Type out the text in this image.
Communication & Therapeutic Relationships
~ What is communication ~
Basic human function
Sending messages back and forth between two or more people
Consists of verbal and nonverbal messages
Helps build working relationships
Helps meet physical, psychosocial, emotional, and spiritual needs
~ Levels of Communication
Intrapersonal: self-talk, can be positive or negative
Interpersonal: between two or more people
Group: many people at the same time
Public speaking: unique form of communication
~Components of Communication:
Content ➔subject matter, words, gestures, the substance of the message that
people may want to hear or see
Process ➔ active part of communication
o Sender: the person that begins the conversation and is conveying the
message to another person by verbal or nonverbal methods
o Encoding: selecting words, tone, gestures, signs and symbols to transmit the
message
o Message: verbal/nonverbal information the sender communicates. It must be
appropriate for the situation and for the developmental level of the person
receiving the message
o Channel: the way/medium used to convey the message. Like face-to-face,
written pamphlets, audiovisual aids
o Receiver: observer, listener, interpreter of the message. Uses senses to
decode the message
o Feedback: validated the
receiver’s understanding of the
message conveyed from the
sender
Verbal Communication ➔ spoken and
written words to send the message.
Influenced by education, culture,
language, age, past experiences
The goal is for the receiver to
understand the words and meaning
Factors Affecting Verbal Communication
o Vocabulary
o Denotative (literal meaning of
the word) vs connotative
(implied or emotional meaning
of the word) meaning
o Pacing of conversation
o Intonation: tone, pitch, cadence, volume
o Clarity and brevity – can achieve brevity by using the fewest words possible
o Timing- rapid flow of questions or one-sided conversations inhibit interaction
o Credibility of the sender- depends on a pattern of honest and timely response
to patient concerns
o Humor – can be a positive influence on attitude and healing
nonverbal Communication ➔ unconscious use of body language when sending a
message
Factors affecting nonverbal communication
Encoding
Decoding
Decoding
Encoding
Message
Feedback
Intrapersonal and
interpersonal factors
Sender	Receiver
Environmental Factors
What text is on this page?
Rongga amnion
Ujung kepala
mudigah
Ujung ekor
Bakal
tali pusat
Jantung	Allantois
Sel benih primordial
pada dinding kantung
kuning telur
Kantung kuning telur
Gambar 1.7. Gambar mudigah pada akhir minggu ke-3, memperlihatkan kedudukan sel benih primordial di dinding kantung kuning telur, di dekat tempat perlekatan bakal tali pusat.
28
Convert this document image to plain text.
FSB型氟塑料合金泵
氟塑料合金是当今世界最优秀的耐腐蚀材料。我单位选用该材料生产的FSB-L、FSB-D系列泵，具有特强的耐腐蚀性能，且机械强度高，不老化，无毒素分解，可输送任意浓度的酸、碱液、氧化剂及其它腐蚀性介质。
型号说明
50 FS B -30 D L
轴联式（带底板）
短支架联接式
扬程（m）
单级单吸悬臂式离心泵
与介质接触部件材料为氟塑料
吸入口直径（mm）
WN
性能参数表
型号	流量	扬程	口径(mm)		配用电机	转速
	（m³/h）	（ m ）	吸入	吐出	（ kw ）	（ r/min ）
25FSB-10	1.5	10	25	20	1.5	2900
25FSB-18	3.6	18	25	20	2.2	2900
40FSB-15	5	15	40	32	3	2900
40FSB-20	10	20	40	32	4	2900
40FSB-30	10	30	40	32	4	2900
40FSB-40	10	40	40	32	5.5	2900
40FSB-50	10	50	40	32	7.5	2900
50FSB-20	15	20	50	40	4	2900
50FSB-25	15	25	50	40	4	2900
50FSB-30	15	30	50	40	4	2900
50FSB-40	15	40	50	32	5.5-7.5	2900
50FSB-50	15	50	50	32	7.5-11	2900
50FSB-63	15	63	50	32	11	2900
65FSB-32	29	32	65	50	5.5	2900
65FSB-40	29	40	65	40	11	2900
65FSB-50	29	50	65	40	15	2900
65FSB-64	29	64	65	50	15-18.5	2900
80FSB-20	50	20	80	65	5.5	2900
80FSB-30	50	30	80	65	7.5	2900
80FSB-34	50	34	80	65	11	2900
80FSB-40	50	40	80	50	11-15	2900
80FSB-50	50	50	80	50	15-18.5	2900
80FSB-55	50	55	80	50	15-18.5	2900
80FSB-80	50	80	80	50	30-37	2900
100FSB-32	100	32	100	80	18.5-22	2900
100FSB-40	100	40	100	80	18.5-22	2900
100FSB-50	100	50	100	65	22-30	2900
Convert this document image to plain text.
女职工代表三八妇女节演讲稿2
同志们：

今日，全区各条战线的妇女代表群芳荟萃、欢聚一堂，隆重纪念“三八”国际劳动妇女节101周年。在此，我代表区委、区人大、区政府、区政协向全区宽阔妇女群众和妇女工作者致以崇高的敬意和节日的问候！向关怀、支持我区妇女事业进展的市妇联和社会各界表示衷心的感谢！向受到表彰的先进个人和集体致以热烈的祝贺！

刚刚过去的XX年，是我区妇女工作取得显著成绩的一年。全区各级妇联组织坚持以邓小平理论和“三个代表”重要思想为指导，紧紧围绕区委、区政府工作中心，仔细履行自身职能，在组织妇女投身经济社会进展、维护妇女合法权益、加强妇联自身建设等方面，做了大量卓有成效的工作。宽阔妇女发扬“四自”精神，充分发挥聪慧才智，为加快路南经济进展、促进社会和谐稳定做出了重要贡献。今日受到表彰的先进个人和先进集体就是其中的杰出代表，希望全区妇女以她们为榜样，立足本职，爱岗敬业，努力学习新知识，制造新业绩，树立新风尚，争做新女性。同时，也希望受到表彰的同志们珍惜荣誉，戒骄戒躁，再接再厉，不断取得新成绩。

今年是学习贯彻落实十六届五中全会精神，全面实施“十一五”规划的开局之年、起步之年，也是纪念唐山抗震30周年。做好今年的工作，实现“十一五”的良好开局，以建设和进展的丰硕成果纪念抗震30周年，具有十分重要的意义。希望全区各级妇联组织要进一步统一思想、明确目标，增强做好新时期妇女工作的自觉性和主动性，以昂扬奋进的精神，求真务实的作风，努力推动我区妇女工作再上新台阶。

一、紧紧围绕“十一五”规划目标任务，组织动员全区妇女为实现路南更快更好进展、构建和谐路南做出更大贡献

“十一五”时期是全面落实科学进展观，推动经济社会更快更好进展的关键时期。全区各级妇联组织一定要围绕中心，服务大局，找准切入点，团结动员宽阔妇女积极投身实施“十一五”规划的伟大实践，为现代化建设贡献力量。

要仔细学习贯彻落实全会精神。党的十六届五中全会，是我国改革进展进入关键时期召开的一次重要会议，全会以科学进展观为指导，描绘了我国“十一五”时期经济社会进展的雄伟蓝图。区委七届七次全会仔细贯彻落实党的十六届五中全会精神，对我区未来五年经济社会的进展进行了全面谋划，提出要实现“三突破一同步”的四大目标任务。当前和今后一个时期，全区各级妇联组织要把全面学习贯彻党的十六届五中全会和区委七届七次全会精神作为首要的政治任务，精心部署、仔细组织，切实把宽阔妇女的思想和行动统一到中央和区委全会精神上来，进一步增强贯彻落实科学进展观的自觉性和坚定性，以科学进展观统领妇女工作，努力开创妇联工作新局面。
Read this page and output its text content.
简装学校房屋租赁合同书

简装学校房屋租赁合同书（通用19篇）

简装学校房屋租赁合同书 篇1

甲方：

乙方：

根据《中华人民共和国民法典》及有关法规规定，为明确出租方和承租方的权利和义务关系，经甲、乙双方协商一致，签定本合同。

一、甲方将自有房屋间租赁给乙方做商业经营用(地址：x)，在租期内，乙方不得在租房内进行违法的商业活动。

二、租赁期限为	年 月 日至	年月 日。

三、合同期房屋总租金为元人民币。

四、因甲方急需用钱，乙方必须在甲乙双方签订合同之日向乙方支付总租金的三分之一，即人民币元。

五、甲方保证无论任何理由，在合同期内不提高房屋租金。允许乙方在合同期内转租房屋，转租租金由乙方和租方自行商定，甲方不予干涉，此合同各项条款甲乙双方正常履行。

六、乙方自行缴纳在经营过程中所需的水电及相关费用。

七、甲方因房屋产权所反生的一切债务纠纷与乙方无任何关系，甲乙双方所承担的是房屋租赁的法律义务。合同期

### [OBJECTIVE]
Identify the lines of the data that contain the word "pada". Copy each of them.

### [FULL RESPONSE]
pada dinding kantung
Gambar 1.7. Gambar mudigah pada akhir minggu ke-3, memperlihatkan kedudukan sel benih primordial di dinding kantung kuning telur, di dekat tempat perlekatan bakal tali pusat.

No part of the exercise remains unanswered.